▶ **REQUIRED TASK**
Note each line of the listing that contains the string "true", and copy it.

(A run of records)

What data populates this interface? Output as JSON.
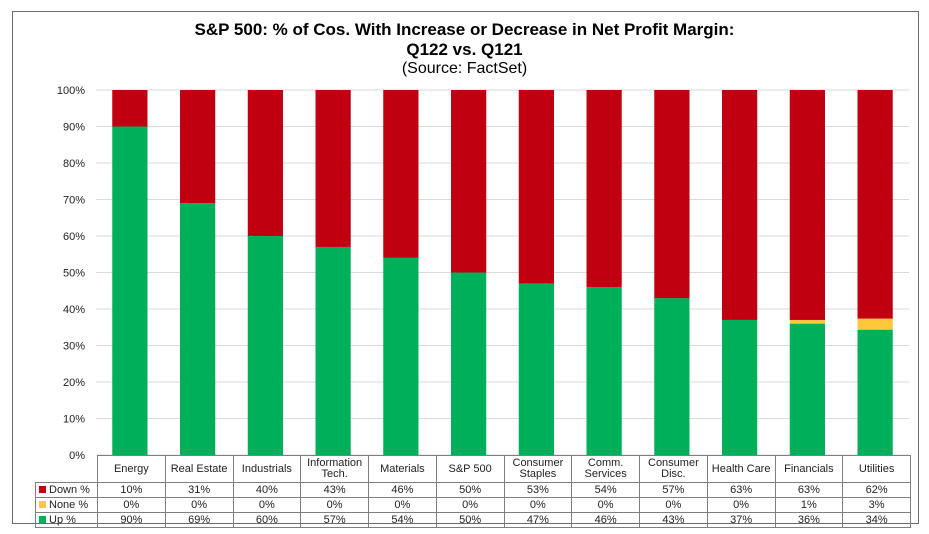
{
  "chart_data": {
    "type": "bar",
    "stacked": true,
    "normalized": true,
    "title": "S&P 500: % of Cos. With Increase or Decrease in Net Profit Margin:",
    "subtitle": "Q122 vs. Q121",
    "source": "(Source: FactSet)",
    "xlabel": "",
    "ylabel": "",
    "ylim": [
      0,
      100
    ],
    "yticks": [
      "0%",
      "10%",
      "20%",
      "30%",
      "40%",
      "50%",
      "60%",
      "70%",
      "80%",
      "90%",
      "100%"
    ],
    "grid": true,
    "legend": "data-table-bottom",
    "categories": [
      [
        "Energy"
      ],
      [
        "Real Estate"
      ],
      [
        "Industrials"
      ],
      [
        "Information",
        "Tech."
      ],
      [
        "Materials"
      ],
      [
        "S&P 500"
      ],
      [
        "Consumer",
        "Staples"
      ],
      [
        "Comm.",
        "Services"
      ],
      [
        "Consumer",
        "Disc."
      ],
      [
        "Health Care"
      ],
      [
        "Financials"
      ],
      [
        "Utilities"
      ]
    ],
    "series": [
      {
        "name": "Down %",
        "color": "#C00010",
        "values": [
          10,
          31,
          40,
          43,
          46,
          50,
          53,
          54,
          57,
          63,
          63,
          62
        ]
      },
      {
        "name": "None %",
        "color": "#FFC83C",
        "values": [
          0,
          0,
          0,
          0,
          0,
          0,
          0,
          0,
          0,
          0,
          1,
          3
        ]
      },
      {
        "name": "Up %",
        "color": "#00AF5A",
        "values": [
          90,
          69,
          60,
          57,
          54,
          50,
          47,
          46,
          43,
          37,
          36,
          34
        ]
      }
    ],
    "table_rows": [
      {
        "name": "Down %",
        "cells": [
          "10%",
          "31%",
          "40%",
          "43%",
          "46%",
          "50%",
          "53%",
          "54%",
          "57%",
          "63%",
          "63%",
          "62%"
        ]
      },
      {
        "name": "None %",
        "cells": [
          "0%",
          "0%",
          "0%",
          "0%",
          "0%",
          "0%",
          "0%",
          "0%",
          "0%",
          "0%",
          "1%",
          "3%"
        ]
      },
      {
        "name": "Up %",
        "cells": [
          "90%",
          "69%",
          "60%",
          "57%",
          "54%",
          "50%",
          "47%",
          "46%",
          "43%",
          "37%",
          "36%",
          "34%"
        ]
      }
    ]
  }
}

▶ **EXPECTED ANSWER**
    "stacked": true,
    "normalized": true,
    "grid": true,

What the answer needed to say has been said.